[Data records]
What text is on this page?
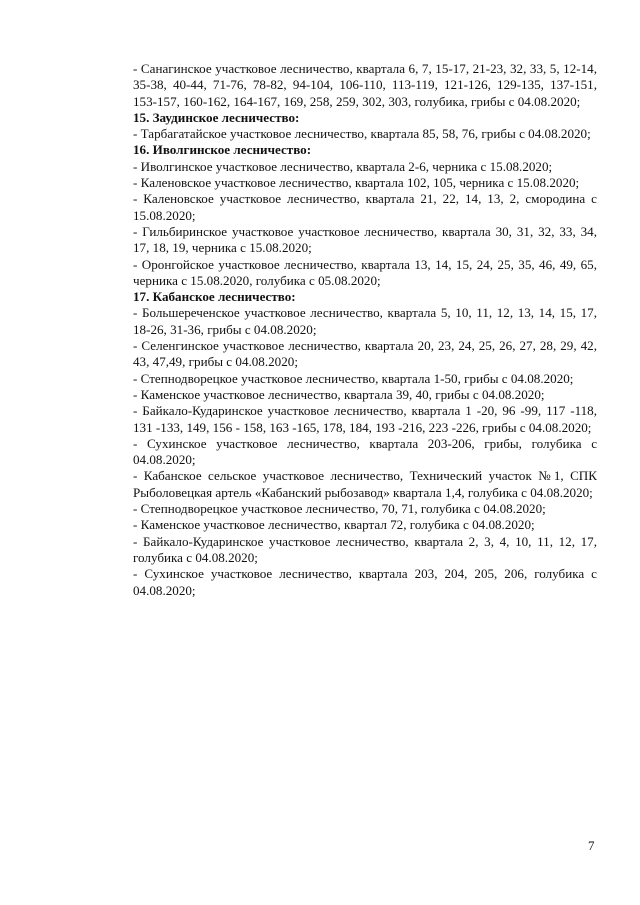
- Санагинское участковое лесничество, квартала 6, 7, 15-17, 21-23, 32, 33, 5, 12-14, 35-38, 40-44, 71-76, 78-82, 94-104, 106-110, 113-119, 121-126, 129-135, 137-151, 153-157, 160-162, 164-167, 169, 258, 259, 302, 303, голубика, грибы с 04.08.2020;

15. Заудинское лесничество:

- Тарбагатайское участковое лесничество, квартала 85, 58, 76, грибы с 04.08.2020;

16. Иволгинское лесничество:

- Иволгинское участковое лесничество, квартала 2-6, черника с 15.08.2020;

- Каленовское участковое лесничество, квартала 102, 105, черника с 15.08.2020;

- Каленовское участковое лесничество, квартала 21, 22, 14, 13, 2, смородина с 15.08.2020;

- Гильбиринское участковое участковое лесничество, квартала 30, 31, 32, 33, 34, 17, 18, 19, черника с 15.08.2020;

- Оронгойское участковое лесничество, квартала 13, 14, 15, 24, 25, 35, 46, 49, 65, черника с 15.08.2020, голубика с 05.08.2020;

17. Кабанское лесничество:

- Большереченское участковое лесничество, квартала 5, 10, 11, 12, 13, 14, 15, 17, 18-26, 31-36, грибы с 04.08.2020;

- Селенгинское участковое лесничество, квартала 20, 23, 24, 25, 26, 27, 28, 29, 42, 43, 47,49, грибы с 04.08.2020;

- Степнодворецкое участковое лесничество, квартала 1-50, грибы с 04.08.2020;

- Каменское участковое лесничество, квартала 39, 40, грибы с 04.08.2020;

- Байкало-Кударинское участковое лесничество, квартала 1 -20, 96 -99, 117 -118, 131 -133, 149, 156 - 158, 163 -165, 178, 184, 193 -216, 223 -226, грибы с 04.08.2020;

- Сухинское участковое лесничество, квартала 203-206, грибы, голубика с 04.08.2020;

- Кабанское сельское участковое лесничество, Технический участок №1, СПК Рыболовецкая артель «Кабанский рыбозавод» квартала 1,4, голубика с 04.08.2020;

- Степнодворецкое участковое лесничество, 70, 71, голубика с 04.08.2020;

- Каменское участковое лесничество, квартал 72, голубика с 04.08.2020;

- Байкало-Кударинское участковое лесничество, квартала 2, 3, 4, 10, 11, 12, 17, голубика с 04.08.2020;

- Сухинское участковое лесничество, квартала 203, 204, 205, 206, голубика с 04.08.2020;

7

What you have to do>
The pictures in the entries should be left out; output everything else exactly.

Answer to the problem>
What text is on this page?
- Санагинское участковое лесничество, квартала 6, 7, 15-17, 21-23, 32, 33, 5, 12-14, 35-38, 40-44, 71-76, 78-82, 94-104, 106-110, 113-119, 121-126, 129-135, 137-151, 153-157, 160-162, 164-167, 169, 258, 259, 302, 303, голубика, грибы с 04.08.2020;

15. Заудинское лесничество:

- Тарбагатайское участковое лесничество, квартала 85, 58, 76, грибы с 04.08.2020;

16. Иволгинское лесничество:

- Иволгинское участковое лесничество, квартала 2-6, черника с 15.08.2020;

- Каленовское участковое лесничество, квартала 102, 105, черника с 15.08.2020;

- Каленовское участковое лесничество, квартала 21, 22, 14, 13, 2, смородина с 15.08.2020;

- Гильбиринское участковое участковое лесничество, квартала 30, 31, 32, 33, 34, 17, 18, 19, черника с 15.08.2020;

- Оронгойское участковое лесничество, квартала 13, 14, 15, 24, 25, 35, 46, 49, 65, черника с 15.08.2020, голубика с 05.08.2020;

17. Кабанское лесничество:

- Большереченское участковое лесничество, квартала 5, 10, 11, 12, 13, 14, 15, 17, 18-26, 31-36, грибы с 04.08.2020;

- Селенгинское участковое лесничество, квартала 20, 23, 24, 25, 26, 27, 28, 29, 42, 43, 47,49, грибы с 04.08.2020;

- Степнодворецкое участковое лесничество, квартала 1-50, грибы с 04.08.2020;

- Каменское участковое лесничество, квартала 39, 40, грибы с 04.08.2020;

- Байкало-Кударинское участковое лесничество, квартала 1 -20, 96 -99, 117 -118, 131 -133, 149, 156 - 158, 163 -165, 178, 184, 193 -216, 223 -226, грибы с 04.08.2020;

- Сухинское участковое лесничество, квартала 203-206, грибы, голубика с 04.08.2020;

- Кабанское сельское участковое лесничество, Технический участок №1, СПК Рыболовецкая артель «Кабанский рыбозавод» квартала 1,4, голубика с 04.08.2020;

- Степнодворецкое участковое лесничество, 70, 71, голубика с 04.08.2020;

- Каменское участковое лесничество, квартал 72, голубика с 04.08.2020;

- Байкало-Кударинское участковое лесничество, квартала 2, 3, 4, 10, 11, 12, 17, голубика с 04.08.2020;

- Сухинское участковое лесничество, квартала 203, 204, 205, 206, голубика с 04.08.2020;

7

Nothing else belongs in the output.